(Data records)

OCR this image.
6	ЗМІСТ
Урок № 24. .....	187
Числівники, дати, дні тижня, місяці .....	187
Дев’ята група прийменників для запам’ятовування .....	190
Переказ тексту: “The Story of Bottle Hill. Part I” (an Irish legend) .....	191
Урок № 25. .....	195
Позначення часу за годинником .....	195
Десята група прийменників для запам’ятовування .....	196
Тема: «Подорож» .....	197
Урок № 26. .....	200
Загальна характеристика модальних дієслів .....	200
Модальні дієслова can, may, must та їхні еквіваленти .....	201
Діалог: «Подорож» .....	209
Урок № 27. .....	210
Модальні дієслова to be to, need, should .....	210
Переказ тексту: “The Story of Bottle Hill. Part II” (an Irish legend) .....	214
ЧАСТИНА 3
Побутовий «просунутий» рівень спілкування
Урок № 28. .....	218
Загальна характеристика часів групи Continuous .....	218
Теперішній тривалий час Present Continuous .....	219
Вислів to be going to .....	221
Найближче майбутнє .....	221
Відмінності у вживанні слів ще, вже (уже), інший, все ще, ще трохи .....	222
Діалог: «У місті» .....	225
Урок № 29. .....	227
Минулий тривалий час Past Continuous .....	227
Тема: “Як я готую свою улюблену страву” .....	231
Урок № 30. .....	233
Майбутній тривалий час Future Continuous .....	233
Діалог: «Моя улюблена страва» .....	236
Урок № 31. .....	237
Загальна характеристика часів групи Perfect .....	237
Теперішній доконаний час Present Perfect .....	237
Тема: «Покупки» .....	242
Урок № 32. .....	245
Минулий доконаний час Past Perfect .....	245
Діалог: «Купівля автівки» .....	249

Task instructions: Your task is to pick out every line with the string "Bottle" and copy it.

Task response:
Переказ тексту: “The Story of Bottle Hill. Part I” (an Irish legend) .....	191
Переказ тексту: “The Story of Bottle Hill. Part II” (an Irish legend) .....	214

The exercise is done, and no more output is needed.